**What this task involves:** What is the number of lines holding the word "noch"? Write that number and nothing else.

**Materials provided:**

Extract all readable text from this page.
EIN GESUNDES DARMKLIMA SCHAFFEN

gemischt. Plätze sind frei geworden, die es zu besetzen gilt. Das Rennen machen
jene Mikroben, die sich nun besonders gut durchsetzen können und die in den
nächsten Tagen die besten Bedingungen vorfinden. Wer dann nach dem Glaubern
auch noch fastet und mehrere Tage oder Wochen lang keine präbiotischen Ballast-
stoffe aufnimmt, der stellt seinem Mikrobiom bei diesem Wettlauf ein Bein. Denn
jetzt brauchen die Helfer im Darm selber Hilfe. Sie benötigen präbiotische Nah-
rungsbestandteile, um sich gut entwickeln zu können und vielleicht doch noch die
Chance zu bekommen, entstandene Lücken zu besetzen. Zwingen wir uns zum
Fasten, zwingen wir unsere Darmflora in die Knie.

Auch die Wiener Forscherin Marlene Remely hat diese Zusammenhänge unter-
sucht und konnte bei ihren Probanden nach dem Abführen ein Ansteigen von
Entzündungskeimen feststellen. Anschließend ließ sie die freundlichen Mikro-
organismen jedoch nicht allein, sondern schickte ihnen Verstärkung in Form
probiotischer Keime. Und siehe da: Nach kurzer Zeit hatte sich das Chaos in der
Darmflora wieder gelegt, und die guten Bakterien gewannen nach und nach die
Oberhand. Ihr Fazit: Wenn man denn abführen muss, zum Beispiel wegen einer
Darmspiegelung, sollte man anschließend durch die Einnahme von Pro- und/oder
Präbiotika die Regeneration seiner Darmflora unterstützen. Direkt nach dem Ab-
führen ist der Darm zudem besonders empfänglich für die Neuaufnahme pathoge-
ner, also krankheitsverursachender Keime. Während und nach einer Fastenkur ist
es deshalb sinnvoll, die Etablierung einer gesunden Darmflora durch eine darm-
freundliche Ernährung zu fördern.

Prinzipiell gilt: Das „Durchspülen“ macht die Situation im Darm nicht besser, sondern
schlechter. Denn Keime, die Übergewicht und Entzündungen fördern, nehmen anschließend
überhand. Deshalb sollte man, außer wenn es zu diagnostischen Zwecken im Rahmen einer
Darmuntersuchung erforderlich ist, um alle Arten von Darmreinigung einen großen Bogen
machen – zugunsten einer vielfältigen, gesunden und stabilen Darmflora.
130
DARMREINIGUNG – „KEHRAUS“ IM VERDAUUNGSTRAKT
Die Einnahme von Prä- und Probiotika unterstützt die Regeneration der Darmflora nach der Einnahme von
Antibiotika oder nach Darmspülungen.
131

**Worked answer:** 2